§ **What you have to do**
Take the material below and retype it in full; pictures are left out.

(Records that describe figures)
____

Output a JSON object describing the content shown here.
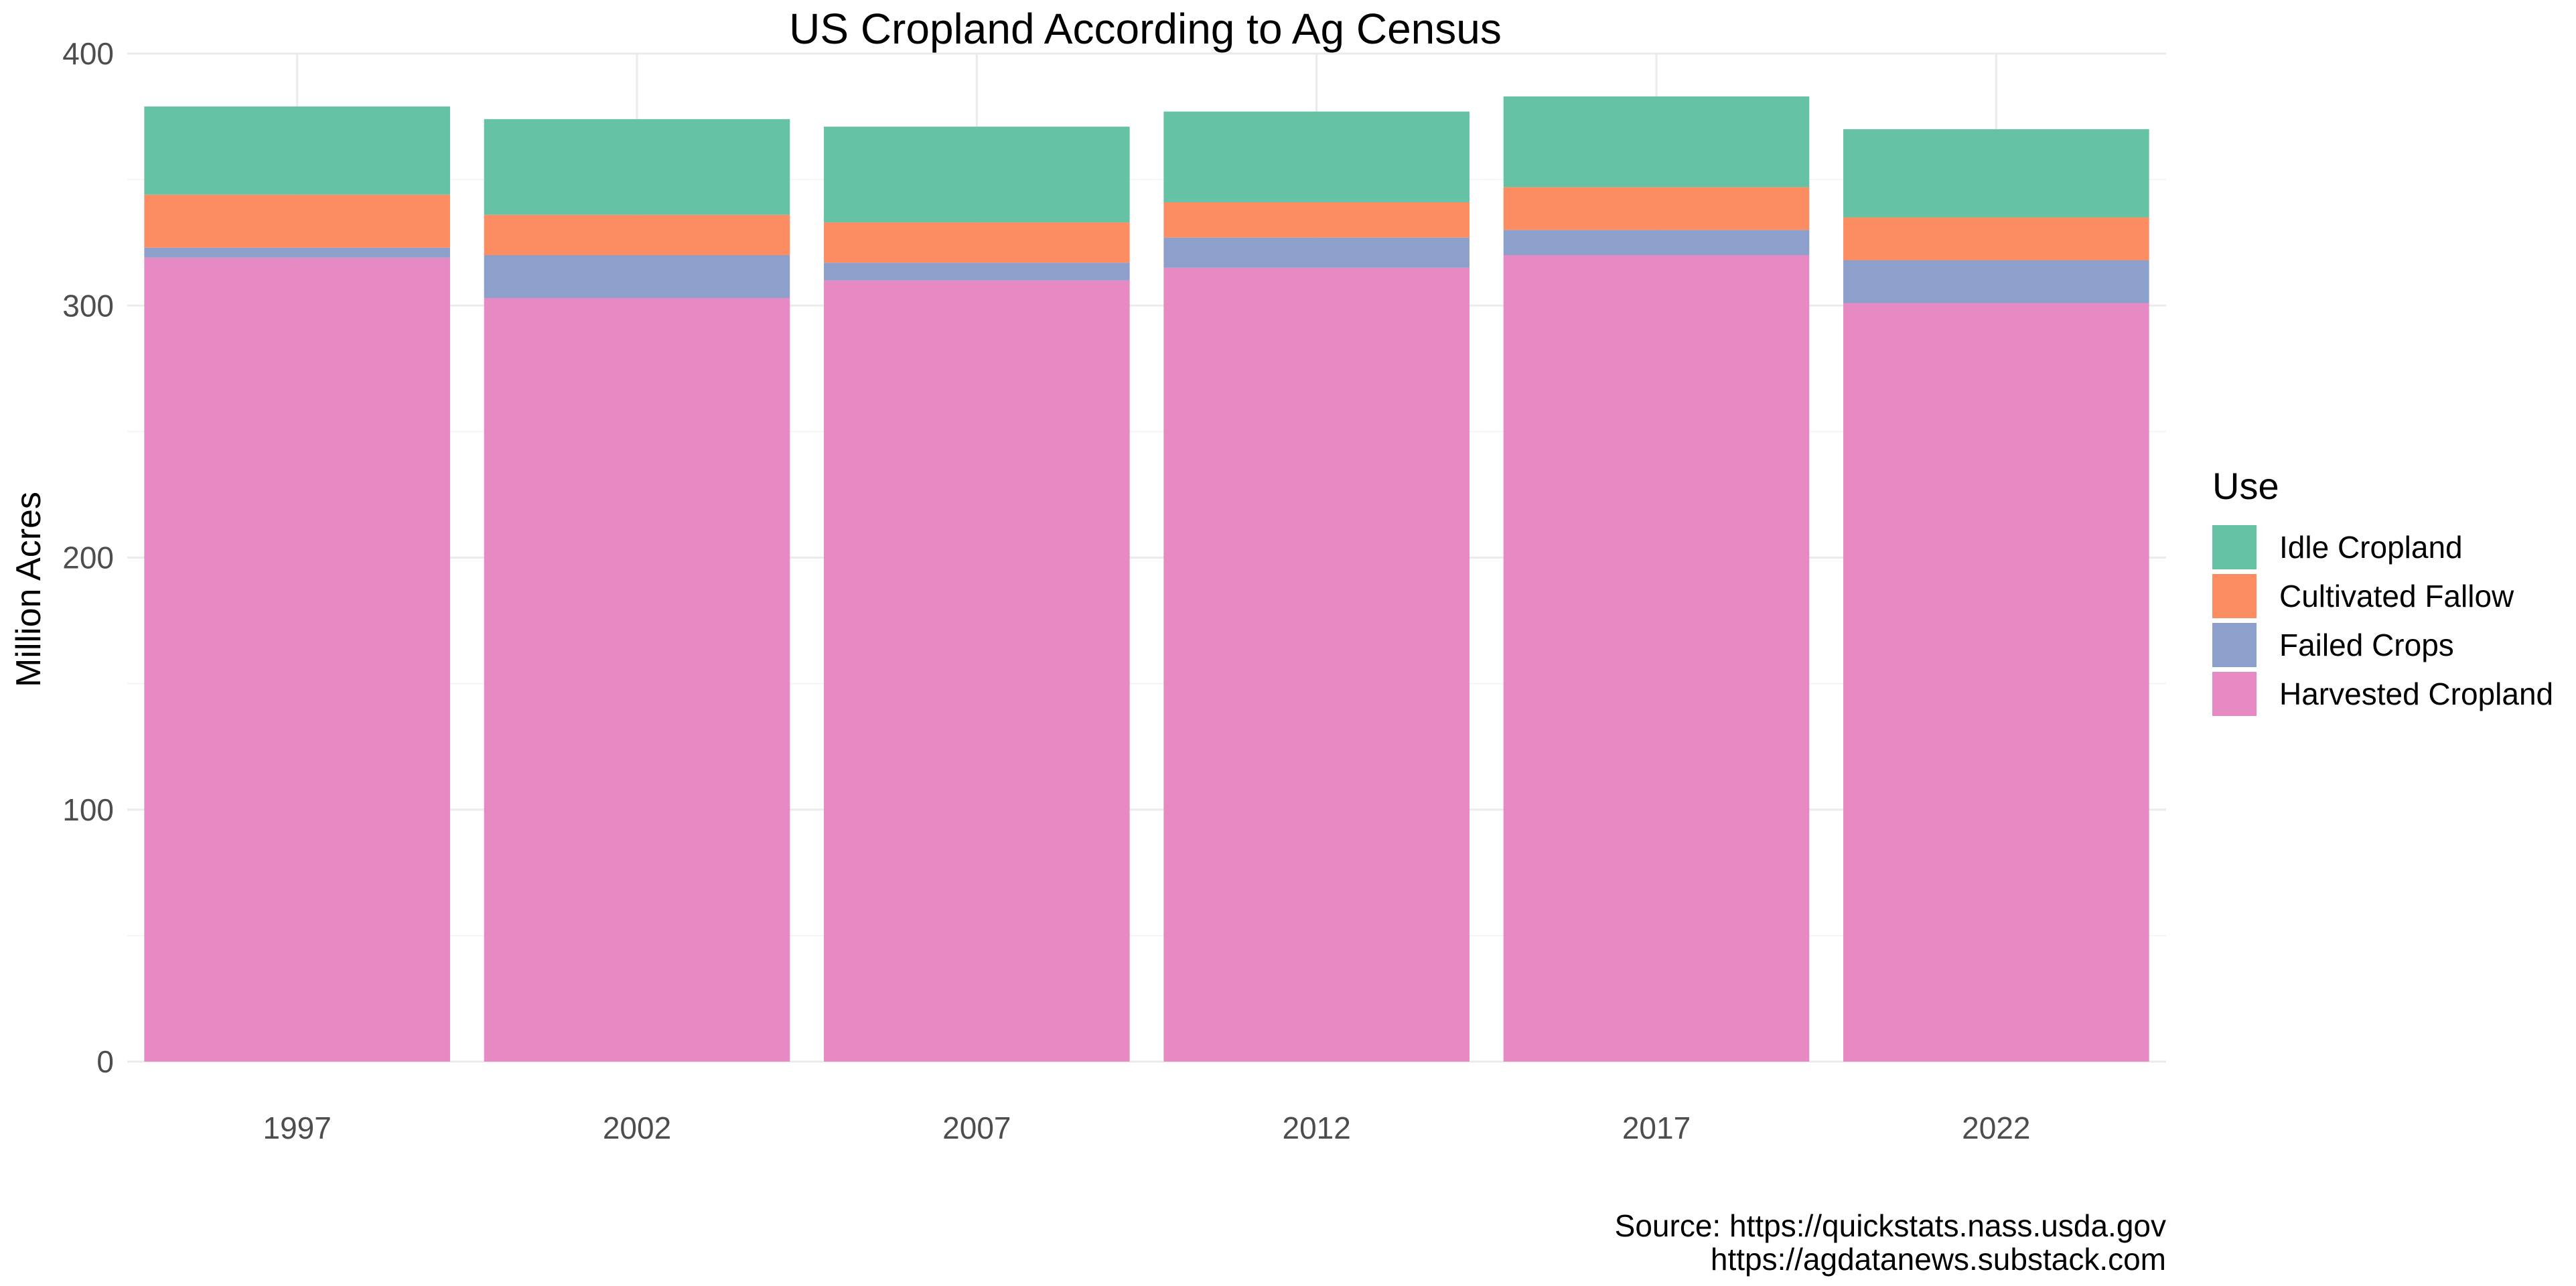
{
  "chart_data": {
    "type": "bar",
    "stacked": true,
    "title": "US Cropland According to Ag Census",
    "xlabel": "",
    "ylabel": "Million Acres",
    "ylim": [
      0,
      400
    ],
    "yticks": [
      0,
      100,
      200,
      300,
      400
    ],
    "categories": [
      "1997",
      "2002",
      "2007",
      "2012",
      "2017",
      "2022"
    ],
    "series": [
      {
        "name": "Harvested Cropland",
        "color": "#E78AC3",
        "values": [
          319,
          303,
          310,
          315,
          320,
          301
        ]
      },
      {
        "name": "Failed Crops",
        "color": "#8DA0CB",
        "values": [
          4,
          17,
          7,
          12,
          10,
          17
        ]
      },
      {
        "name": "Cultivated Fallow",
        "color": "#FC8D62",
        "values": [
          21,
          16,
          16,
          14,
          17,
          17
        ]
      },
      {
        "name": "Idle Cropland",
        "color": "#66C2A5",
        "values": [
          35,
          38,
          38,
          36,
          36,
          35
        ]
      }
    ],
    "legend": {
      "title": "Use",
      "position": "right",
      "items": [
        "Idle Cropland",
        "Cultivated Fallow",
        "Failed Crops",
        "Harvested Cropland"
      ]
    },
    "grid": true
  },
  "caption": {
    "line1": "Source: https://quickstats.nass.usda.gov",
    "line2": "https://agdatanews.substack.com"
  },
  "colors": {
    "grid_major": "#EBEBEB",
    "grid_minor": "#F4F4F4",
    "axis_text": "#4D4D4D",
    "text": "#000000"
  }
}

____

§ **Correct result**
Output a JSON object describing the content shown here.
{
  "chart_data": {
    "type": "bar",
    "stacked": true,
    "title": "US Cropland According to Ag Census",
    "xlabel": "",
    "ylabel": "Million Acres",
    "ylim": [
      0,
      400
    ],
    "yticks": [
      0,
      100,
      200,
      300,
      400
    ],
    "categories": [
      "1997",
      "2002",
      "2007",
      "2012",
      "2017",
      "2022"
    ],
    "series": [
      {
        "name": "Harvested Cropland",
        "color": "#E78AC3",
        "values": [
          319,
          303,
          310,
          315,
          320,
          301
        ]
      },
      {
        "name": "Failed Crops",
        "color": "#8DA0CB",
        "values": [
          4,
          17,
          7,
          12,
          10,
          17
        ]
      },
      {
        "name": "Cultivated Fallow",
        "color": "#FC8D62",
        "values": [
          21,
          16,
          16,
          14,
          17,
          17
        ]
      },
      {
        "name": "Idle Cropland",
        "color": "#66C2A5",
        "values": [
          35,
          38,
          38,
          36,
          36,
          35
        ]
      }
    ],
    "legend": {
      "title": "Use",
      "position": "right",
      "items": [
        "Idle Cropland",
        "Cultivated Fallow",
        "Failed Crops",
        "Harvested Cropland"
      ]
    },
    "grid": true
  },
  "caption": {
    "line1": "Source: https://quickstats.nass.usda.gov",
    "line2": "https://agdatanews.substack.com"
  },
  "colors": {
    "grid_major": "#EBEBEB",
    "grid_minor": "#F4F4F4",
    "axis_text": "#4D4D4D",
    "text": "#000000"
  }
}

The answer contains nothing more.